Stored records:
★ ★ ★ ★
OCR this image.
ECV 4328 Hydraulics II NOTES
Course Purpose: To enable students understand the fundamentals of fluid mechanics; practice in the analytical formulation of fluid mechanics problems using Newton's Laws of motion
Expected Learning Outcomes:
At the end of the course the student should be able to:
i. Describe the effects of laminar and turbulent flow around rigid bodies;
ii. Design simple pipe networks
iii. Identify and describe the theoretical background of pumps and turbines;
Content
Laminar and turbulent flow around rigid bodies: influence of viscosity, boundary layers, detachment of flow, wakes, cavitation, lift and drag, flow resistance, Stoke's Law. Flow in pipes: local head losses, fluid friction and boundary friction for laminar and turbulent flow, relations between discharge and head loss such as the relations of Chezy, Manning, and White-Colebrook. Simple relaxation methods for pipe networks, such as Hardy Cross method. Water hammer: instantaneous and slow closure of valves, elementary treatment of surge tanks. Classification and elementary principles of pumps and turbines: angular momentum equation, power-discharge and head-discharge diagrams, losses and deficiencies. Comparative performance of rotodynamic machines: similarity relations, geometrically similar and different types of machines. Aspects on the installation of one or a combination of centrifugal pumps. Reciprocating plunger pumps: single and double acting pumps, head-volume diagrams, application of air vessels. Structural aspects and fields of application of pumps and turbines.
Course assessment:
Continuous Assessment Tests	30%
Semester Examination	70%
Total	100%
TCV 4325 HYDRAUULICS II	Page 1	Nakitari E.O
★ ★ ★ ★
• **Set problem**: Copy the records above exactly as they appear.

• **Output of the task**:
OCR this image.
ECV 4328 Hydraulics II NOTES
Course Purpose: To enable students understand the fundamentals of fluid mechanics; practice in the analytical formulation of fluid mechanics problems using Newton's Laws of motion
Expected Learning Outcomes:
At the end of the course the student should be able to:
i. Describe the effects of laminar and turbulent flow around rigid bodies;
ii. Design simple pipe networks
iii. Identify and describe the theoretical background of pumps and turbines;
Content
Laminar and turbulent flow around rigid bodies: influence of viscosity, boundary layers, detachment of flow, wakes, cavitation, lift and drag, flow resistance, Stoke's Law. Flow in pipes: local head losses, fluid friction and boundary friction for laminar and turbulent flow, relations between discharge and head loss such as the relations of Chezy, Manning, and White-Colebrook. Simple relaxation methods for pipe networks, such as Hardy Cross method. Water hammer: instantaneous and slow closure of valves, elementary treatment of surge tanks. Classification and elementary principles of pumps and turbines: angular momentum equation, power-discharge and head-discharge diagrams, losses and deficiencies. Comparative performance of rotodynamic machines: similarity relations, geometrically similar and different types of machines. Aspects on the installation of one or a combination of centrifugal pumps. Reciprocating plunger pumps: single and double acting pumps, head-volume diagrams, application of air vessels. Structural aspects and fields of application of pumps and turbines.
Course assessment:
Continuous Assessment Tests	30%
Semester Examination	70%
Total	100%
TCV 4325 HYDRAUULICS II	Page 1	Nakitari E.O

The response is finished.